— start of Data excerpts —

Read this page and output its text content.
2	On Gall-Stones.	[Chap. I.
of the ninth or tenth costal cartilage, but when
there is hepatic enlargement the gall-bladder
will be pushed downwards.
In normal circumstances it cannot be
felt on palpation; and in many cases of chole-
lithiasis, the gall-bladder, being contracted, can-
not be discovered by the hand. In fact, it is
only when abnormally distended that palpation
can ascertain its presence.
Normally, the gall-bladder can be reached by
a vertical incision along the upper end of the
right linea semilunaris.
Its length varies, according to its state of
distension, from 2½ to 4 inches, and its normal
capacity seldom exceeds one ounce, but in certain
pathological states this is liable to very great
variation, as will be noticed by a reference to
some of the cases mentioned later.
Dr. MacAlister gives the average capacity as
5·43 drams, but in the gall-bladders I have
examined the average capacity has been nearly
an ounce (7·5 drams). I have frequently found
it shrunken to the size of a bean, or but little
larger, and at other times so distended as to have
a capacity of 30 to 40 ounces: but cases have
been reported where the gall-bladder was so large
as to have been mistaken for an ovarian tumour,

— end of Data excerpts —

◆ To do:
Show every line from the entries above in which "average" appears.

◆ Full answer:
Dr. MacAlister gives the average capacity as
examined the average capacity has been nearly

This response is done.